= PROBLEM DETAILS =
Omit the pictures and return every entry exactly as written.

+++

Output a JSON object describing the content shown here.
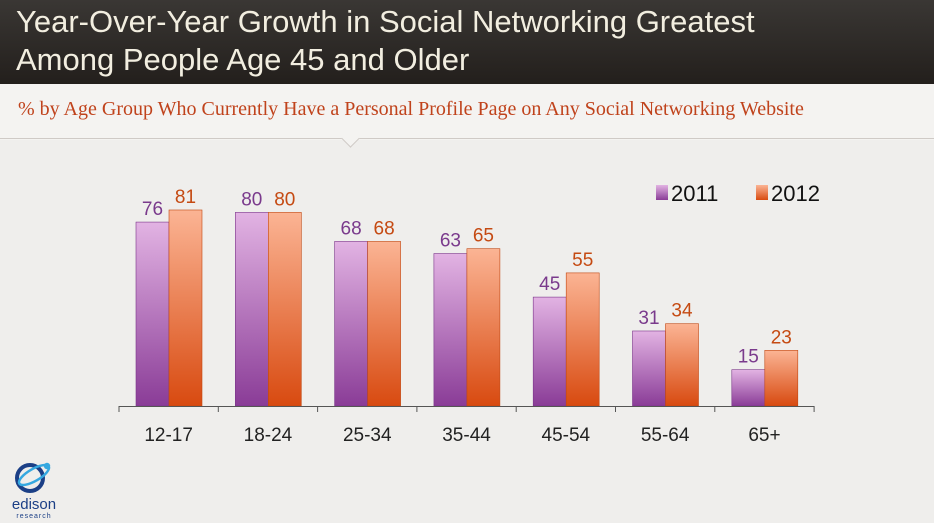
{
  "header": {
    "title_line1": "Year-Over-Year Growth in Social Networking Greatest",
    "title_line2": "Among People Age 45 and Older"
  },
  "subtitle": "% by Age Group Who Currently Have a Personal Profile Page on Any Social Networking Website",
  "logo": {
    "icon": "edison-globe-icon",
    "word": "edison",
    "sub": "research"
  },
  "colors": {
    "series_2011_top": "#e2b3e3",
    "series_2011_bottom": "#8a3c97",
    "series_2012_top": "#fbb494",
    "series_2012_bottom": "#d84a10",
    "label_2011": "#7a3a8c",
    "label_2012": "#c54a12"
  },
  "chart_data": {
    "type": "bar",
    "categories": [
      "12-17",
      "18-24",
      "25-34",
      "35-44",
      "45-54",
      "55-64",
      "65+"
    ],
    "series": [
      {
        "name": "2011",
        "values": [
          76,
          80,
          68,
          63,
          45,
          31,
          15
        ]
      },
      {
        "name": "2012",
        "values": [
          81,
          80,
          68,
          65,
          55,
          34,
          23
        ]
      }
    ],
    "ylim": [
      0,
      100
    ],
    "grid": false,
    "legend": "top-right"
  }
}
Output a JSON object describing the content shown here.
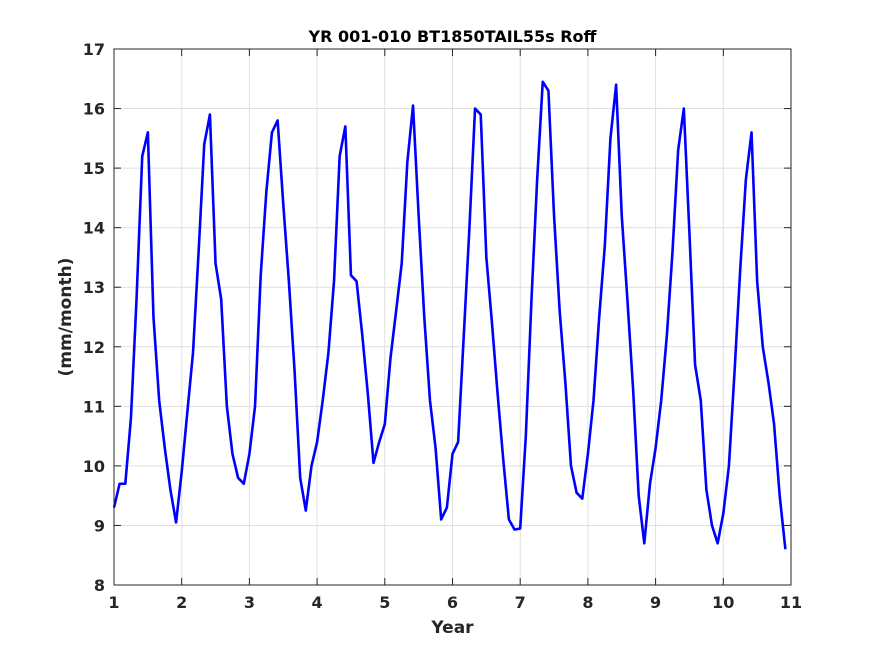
{
  "chart_data": {
    "type": "line",
    "title": "YR 001-010 BT1850TAIL55s Roff",
    "xlabel": "Year",
    "ylabel": "(mm/month)",
    "xlim": [
      1,
      11
    ],
    "ylim": [
      8,
      17
    ],
    "xticks": [
      1,
      2,
      3,
      4,
      5,
      6,
      7,
      8,
      9,
      10,
      11
    ],
    "yticks": [
      8,
      9,
      10,
      11,
      12,
      13,
      14,
      15,
      16,
      17
    ],
    "grid": true,
    "legend": "none",
    "series": [
      {
        "color": "#0000ff",
        "x": [
          1.0,
          1.083,
          1.167,
          1.25,
          1.333,
          1.417,
          1.5,
          1.583,
          1.667,
          1.75,
          1.833,
          1.917,
          2.0,
          2.083,
          2.167,
          2.25,
          2.333,
          2.417,
          2.5,
          2.583,
          2.667,
          2.75,
          2.833,
          2.917,
          3.0,
          3.083,
          3.167,
          3.25,
          3.333,
          3.417,
          3.5,
          3.583,
          3.667,
          3.75,
          3.833,
          3.917,
          4.0,
          4.083,
          4.167,
          4.25,
          4.333,
          4.417,
          4.5,
          4.583,
          4.667,
          4.75,
          4.833,
          4.917,
          5.0,
          5.083,
          5.167,
          5.25,
          5.333,
          5.417,
          5.5,
          5.583,
          5.667,
          5.75,
          5.833,
          5.917,
          6.0,
          6.083,
          6.167,
          6.25,
          6.333,
          6.417,
          6.5,
          6.583,
          6.667,
          6.75,
          6.833,
          6.917,
          7.0,
          7.083,
          7.167,
          7.25,
          7.333,
          7.417,
          7.5,
          7.583,
          7.667,
          7.75,
          7.833,
          7.917,
          8.0,
          8.083,
          8.167,
          8.25,
          8.333,
          8.417,
          8.5,
          8.583,
          8.667,
          8.75,
          8.833,
          8.917,
          9.0,
          9.083,
          9.167,
          9.25,
          9.333,
          9.417,
          9.5,
          9.583,
          9.667,
          9.75,
          9.833,
          9.917,
          10.0,
          10.083,
          10.167,
          10.25,
          10.333,
          10.417,
          10.5,
          10.583,
          10.667,
          10.75,
          10.833,
          10.917
        ],
        "y": [
          9.3,
          9.7,
          9.7,
          10.8,
          12.8,
          15.2,
          15.6,
          12.5,
          11.1,
          10.3,
          9.6,
          9.05,
          9.9,
          10.9,
          11.9,
          13.6,
          15.4,
          15.9,
          13.4,
          12.8,
          11.0,
          10.2,
          9.8,
          9.7,
          10.2,
          11.0,
          13.2,
          14.6,
          15.6,
          15.8,
          14.4,
          13.1,
          11.6,
          9.8,
          9.25,
          10.0,
          10.4,
          11.1,
          11.9,
          13.1,
          15.2,
          15.7,
          13.2,
          13.1,
          12.2,
          11.2,
          10.05,
          10.4,
          10.7,
          11.8,
          12.6,
          13.4,
          15.1,
          16.05,
          14.2,
          12.5,
          11.1,
          10.3,
          9.1,
          9.3,
          10.2,
          10.4,
          12.2,
          14.0,
          16.0,
          15.9,
          13.5,
          12.4,
          11.2,
          10.1,
          9.1,
          8.93,
          8.95,
          10.5,
          12.8,
          14.8,
          16.45,
          16.3,
          14.2,
          12.6,
          11.4,
          10.0,
          9.55,
          9.45,
          10.2,
          11.1,
          12.5,
          13.7,
          15.5,
          16.4,
          14.2,
          12.8,
          11.3,
          9.5,
          8.7,
          9.7,
          10.3,
          11.1,
          12.2,
          13.6,
          15.3,
          16.0,
          13.9,
          11.7,
          11.1,
          9.6,
          9.0,
          8.7,
          9.2,
          10.0,
          11.6,
          13.3,
          14.8,
          15.6,
          13.1,
          12.0,
          11.4,
          10.7,
          9.5,
          8.6
        ]
      }
    ]
  }
}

+++

= SOLUTION TO THIS TASK =
Output a JSON object describing the content shown here.
{
  "header": {
    "title_line1": "Year-Over-Year Growth in Social Networking Greatest",
    "title_line2": "Among People Age 45 and Older"
  },
  "subtitle": "% by Age Group Who Currently Have a Personal Profile Page on Any Social Networking Website",
  "logo": {
    "icon": "edison-globe-icon",
    "word": "edison",
    "sub": "research"
  },
  "colors": {
    "series_2011_top": "#e2b3e3",
    "series_2011_bottom": "#8a3c97",
    "series_2012_top": "#fbb494",
    "series_2012_bottom": "#d84a10",
    "label_2011": "#7a3a8c",
    "label_2012": "#c54a12"
  },
  "chart_data": {
    "type": "bar",
    "categories": [
      "12-17",
      "18-24",
      "25-34",
      "35-44",
      "45-54",
      "55-64",
      "65+"
    ],
    "series": [
      {
        "name": "2011",
        "values": [
          76,
          80,
          68,
          63,
          45,
          31,
          15
        ]
      },
      {
        "name": "2012",
        "values": [
          81,
          80,
          68,
          65,
          55,
          34,
          23
        ]
      }
    ],
    "ylim": [
      0,
      100
    ],
    "grid": false,
    "legend": "top-right"
  }
}
Output a JSON object describing the content shown here.
{
  "chart_data": {
    "type": "line",
    "title": "YR 001-010 BT1850TAIL55s Roff",
    "xlabel": "Year",
    "ylabel": "(mm/month)",
    "xlim": [
      1,
      11
    ],
    "ylim": [
      8,
      17
    ],
    "xticks": [
      1,
      2,
      3,
      4,
      5,
      6,
      7,
      8,
      9,
      10,
      11
    ],
    "yticks": [
      8,
      9,
      10,
      11,
      12,
      13,
      14,
      15,
      16,
      17
    ],
    "grid": true,
    "legend": "none",
    "series": [
      {
        "color": "#0000ff",
        "x": [
          1.0,
          1.083,
          1.167,
          1.25,
          1.333,
          1.417,
          1.5,
          1.583,
          1.667,
          1.75,
          1.833,
          1.917,
          2.0,
          2.083,
          2.167,
          2.25,
          2.333,
          2.417,
          2.5,
          2.583,
          2.667,
          2.75,
          2.833,
          2.917,
          3.0,
          3.083,
          3.167,
          3.25,
          3.333,
          3.417,
          3.5,
          3.583,
          3.667,
          3.75,
          3.833,
          3.917,
          4.0,
          4.083,
          4.167,
          4.25,
          4.333,
          4.417,
          4.5,
          4.583,
          4.667,
          4.75,
          4.833,
          4.917,
          5.0,
          5.083,
          5.167,
          5.25,
          5.333,
          5.417,
          5.5,
          5.583,
          5.667,
          5.75,
          5.833,
          5.917,
          6.0,
          6.083,
          6.167,
          6.25,
          6.333,
          6.417,
          6.5,
          6.583,
          6.667,
          6.75,
          6.833,
          6.917,
          7.0,
          7.083,
          7.167,
          7.25,
          7.333,
          7.417,
          7.5,
          7.583,
          7.667,
          7.75,
          7.833,
          7.917,
          8.0,
          8.083,
          8.167,
          8.25,
          8.333,
          8.417,
          8.5,
          8.583,
          8.667,
          8.75,
          8.833,
          8.917,
          9.0,
          9.083,
          9.167,
          9.25,
          9.333,
          9.417,
          9.5,
          9.583,
          9.667,
          9.75,
          9.833,
          9.917,
          10.0,
          10.083,
          10.167,
          10.25,
          10.333,
          10.417,
          10.5,
          10.583,
          10.667,
          10.75,
          10.833,
          10.917
        ],
        "y": [
          9.3,
          9.7,
          9.7,
          10.8,
          12.8,
          15.2,
          15.6,
          12.5,
          11.1,
          10.3,
          9.6,
          9.05,
          9.9,
          10.9,
          11.9,
          13.6,
          15.4,
          15.9,
          13.4,
          12.8,
          11.0,
          10.2,
          9.8,
          9.7,
          10.2,
          11.0,
          13.2,
          14.6,
          15.6,
          15.8,
          14.4,
          13.1,
          11.6,
          9.8,
          9.25,
          10.0,
          10.4,
          11.1,
          11.9,
          13.1,
          15.2,
          15.7,
          13.2,
          13.1,
          12.2,
          11.2,
          10.05,
          10.4,
          10.7,
          11.8,
          12.6,
          13.4,
          15.1,
          16.05,
          14.2,
          12.5,
          11.1,
          10.3,
          9.1,
          9.3,
          10.2,
          10.4,
          12.2,
          14.0,
          16.0,
          15.9,
          13.5,
          12.4,
          11.2,
          10.1,
          9.1,
          8.93,
          8.95,
          10.5,
          12.8,
          14.8,
          16.45,
          16.3,
          14.2,
          12.6,
          11.4,
          10.0,
          9.55,
          9.45,
          10.2,
          11.1,
          12.5,
          13.7,
          15.5,
          16.4,
          14.2,
          12.8,
          11.3,
          9.5,
          8.7,
          9.7,
          10.3,
          11.1,
          12.2,
          13.6,
          15.3,
          16.0,
          13.9,
          11.7,
          11.1,
          9.6,
          9.0,
          8.7,
          9.2,
          10.0,
          11.6,
          13.3,
          14.8,
          15.6,
          13.1,
          12.0,
          11.4,
          10.7,
          9.5,
          8.6
        ]
      }
    ]
  }
}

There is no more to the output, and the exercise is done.